(Stored records)
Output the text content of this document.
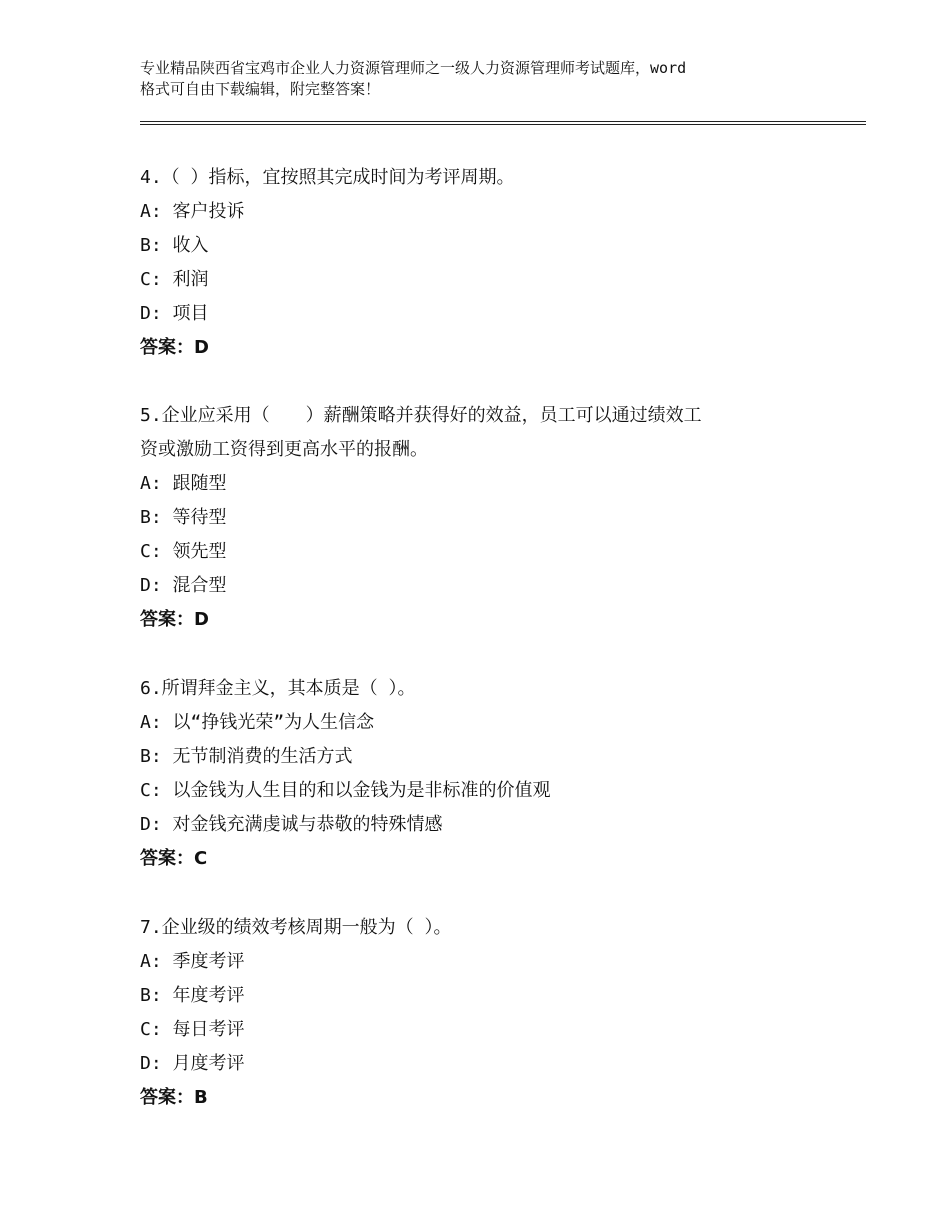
专业精品陕西省宝鸡市企业人力资源管理师之一级人力资源管理师考试题库，word
格式可自由下载编辑，附完整答案！
4.（ ）指标，宜按照其完成时间为考评周期。
A: 客户投诉
B: 收入
C: 利润
D: 项目
答案：D
5.企业应采用（　　）薪酬策略并获得好的效益，员工可以通过绩效工
资或激励工资得到更高水平的报酬。
A: 跟随型
B: 等待型
C: 领先型
D: 混合型
答案：D
6.所谓拜金主义，其本质是（ ）。
A: 以“挣钱光荣”为人生信念
B: 无节制消费的生活方式
C: 以金钱为人生目的和以金钱为是非标准的价值观
D: 对金钱充满虔诚与恭敬的特殊情感
答案：C
7.企业级的绩效考核周期一般为（ ）。
A: 季度考评
B: 年度考评
C: 每日考评
D: 月度考评
答案：B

Work to be completed
Set the entries down again exactly. Do not include the images.

Result of the exercise
Output the text content of this document.
专业精品陕西省宝鸡市企业人力资源管理师之一级人力资源管理师考试题库，word
格式可自由下载编辑，附完整答案！
4.（ ）指标，宜按照其完成时间为考评周期。
A: 客户投诉
B: 收入
C: 利润
D: 项目
答案：D
5.企业应采用（　　）薪酬策略并获得好的效益，员工可以通过绩效工
资或激励工资得到更高水平的报酬。
A: 跟随型
B: 等待型
C: 领先型
D: 混合型
答案：D
6.所谓拜金主义，其本质是（ ）。
A: 以“挣钱光荣”为人生信念
B: 无节制消费的生活方式
C: 以金钱为人生目的和以金钱为是非标准的价值观
D: 对金钱充满虔诚与恭敬的特殊情感
答案：C
7.企业级的绩效考核周期一般为（ ）。
A: 季度考评
B: 年度考评
C: 每日考评
D: 月度考评
答案：B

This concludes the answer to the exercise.